_TASK DETAILS_. Extract from the listing each line in which the word "lawsuit" appears.

_DATASET_.

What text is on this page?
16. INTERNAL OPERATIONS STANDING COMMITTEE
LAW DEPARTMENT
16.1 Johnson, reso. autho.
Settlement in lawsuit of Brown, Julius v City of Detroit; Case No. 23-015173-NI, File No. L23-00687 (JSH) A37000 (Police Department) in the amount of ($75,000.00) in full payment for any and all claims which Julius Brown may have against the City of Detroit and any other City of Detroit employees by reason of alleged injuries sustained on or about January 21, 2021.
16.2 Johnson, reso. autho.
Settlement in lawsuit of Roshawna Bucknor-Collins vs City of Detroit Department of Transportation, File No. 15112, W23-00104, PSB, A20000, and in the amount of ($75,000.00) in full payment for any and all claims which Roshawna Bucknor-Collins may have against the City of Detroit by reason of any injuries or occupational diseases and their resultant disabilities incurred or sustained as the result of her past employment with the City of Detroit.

* * *

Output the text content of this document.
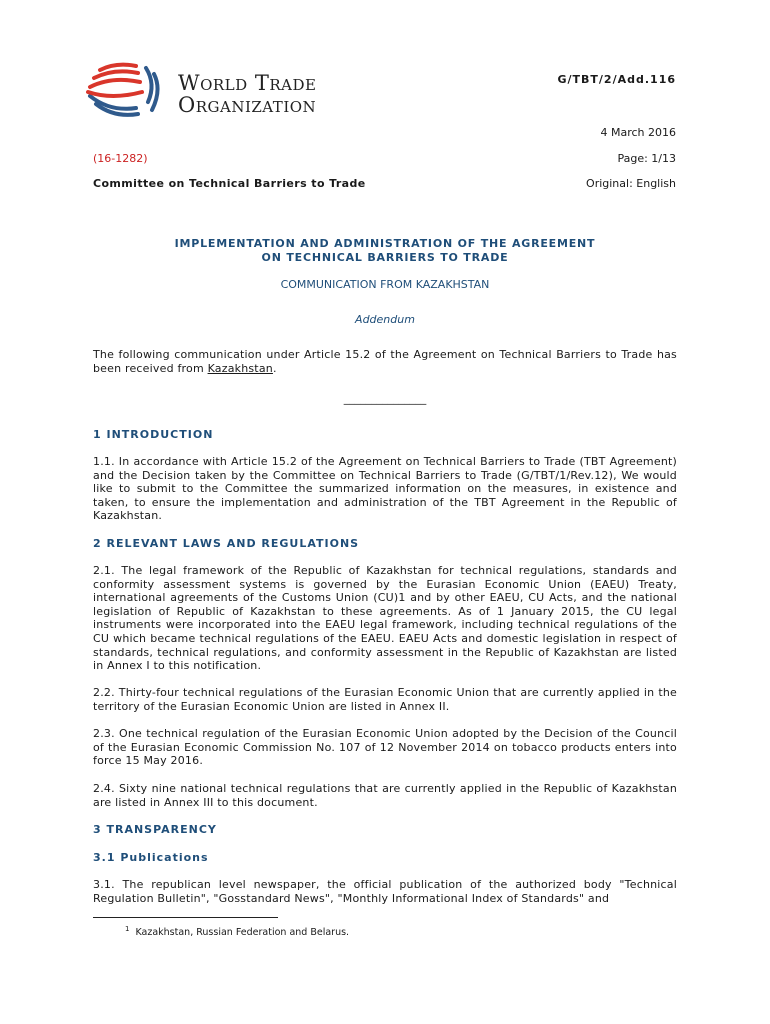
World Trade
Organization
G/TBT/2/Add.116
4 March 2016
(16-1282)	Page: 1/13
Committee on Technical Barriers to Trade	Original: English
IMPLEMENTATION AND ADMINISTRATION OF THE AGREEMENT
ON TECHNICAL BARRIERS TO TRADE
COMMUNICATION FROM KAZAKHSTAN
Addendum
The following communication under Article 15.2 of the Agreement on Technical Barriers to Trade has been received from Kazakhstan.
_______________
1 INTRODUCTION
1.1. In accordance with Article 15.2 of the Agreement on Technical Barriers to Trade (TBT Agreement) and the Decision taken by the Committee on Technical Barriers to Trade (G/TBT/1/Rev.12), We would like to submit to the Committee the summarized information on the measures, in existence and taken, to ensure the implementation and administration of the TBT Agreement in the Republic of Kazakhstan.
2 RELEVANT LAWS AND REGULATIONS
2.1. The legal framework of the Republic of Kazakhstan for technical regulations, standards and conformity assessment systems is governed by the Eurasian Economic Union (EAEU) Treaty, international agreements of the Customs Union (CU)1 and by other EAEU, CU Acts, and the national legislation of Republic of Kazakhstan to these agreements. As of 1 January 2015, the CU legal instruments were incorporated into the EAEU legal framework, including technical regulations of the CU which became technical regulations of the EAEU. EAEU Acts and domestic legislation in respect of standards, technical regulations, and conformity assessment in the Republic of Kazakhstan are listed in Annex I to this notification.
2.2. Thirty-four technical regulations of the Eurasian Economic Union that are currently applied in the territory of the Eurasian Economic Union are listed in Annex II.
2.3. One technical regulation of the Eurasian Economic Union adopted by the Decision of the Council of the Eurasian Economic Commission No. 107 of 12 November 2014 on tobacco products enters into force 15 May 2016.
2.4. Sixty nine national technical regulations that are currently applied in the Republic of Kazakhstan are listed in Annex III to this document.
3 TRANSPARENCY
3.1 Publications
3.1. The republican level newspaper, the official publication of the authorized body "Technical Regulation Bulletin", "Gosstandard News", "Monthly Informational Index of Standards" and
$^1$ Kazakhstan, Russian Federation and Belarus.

...

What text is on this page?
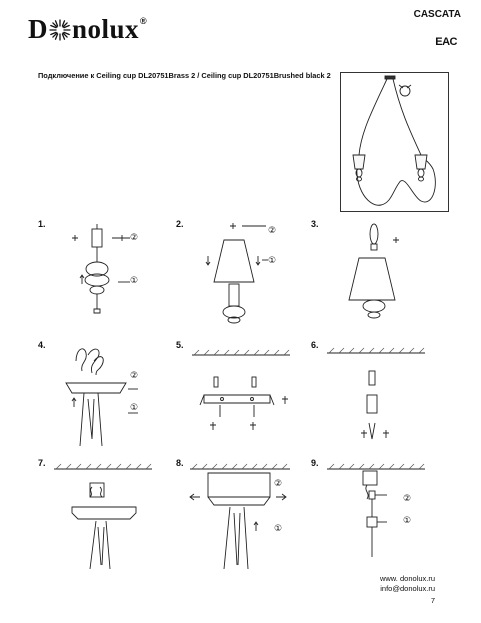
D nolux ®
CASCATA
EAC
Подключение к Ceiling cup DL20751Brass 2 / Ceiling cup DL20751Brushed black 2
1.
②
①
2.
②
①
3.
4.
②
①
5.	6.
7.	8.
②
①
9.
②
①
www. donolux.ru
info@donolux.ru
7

_COMPLETE OUTPUT_.
Settlement in lawsuit of Brown, Julius v City of Detroit; Case No. 23-015173-NI, File No. L23-00687 (JSH) A37000 (Police Department) in the amount of ($75,000.00) in full payment for any and all claims which Julius Brown may have against the City of Detroit and any other City of Detroit employees by reason of alleged injuries sustained on or about January 21, 2021.
Settlement in lawsuit of Roshawna Bucknor-Collins vs City of Detroit Department of Transportation, File No. 15112, W23-00104, PSB, A20000, and in the amount of ($75,000.00) in full payment for any and all claims which Roshawna Bucknor-Collins may have against the City of Detroit by reason of any injuries or occupational diseases and their resultant disabilities incurred or sustained as the result of her past employment with the City of Detroit.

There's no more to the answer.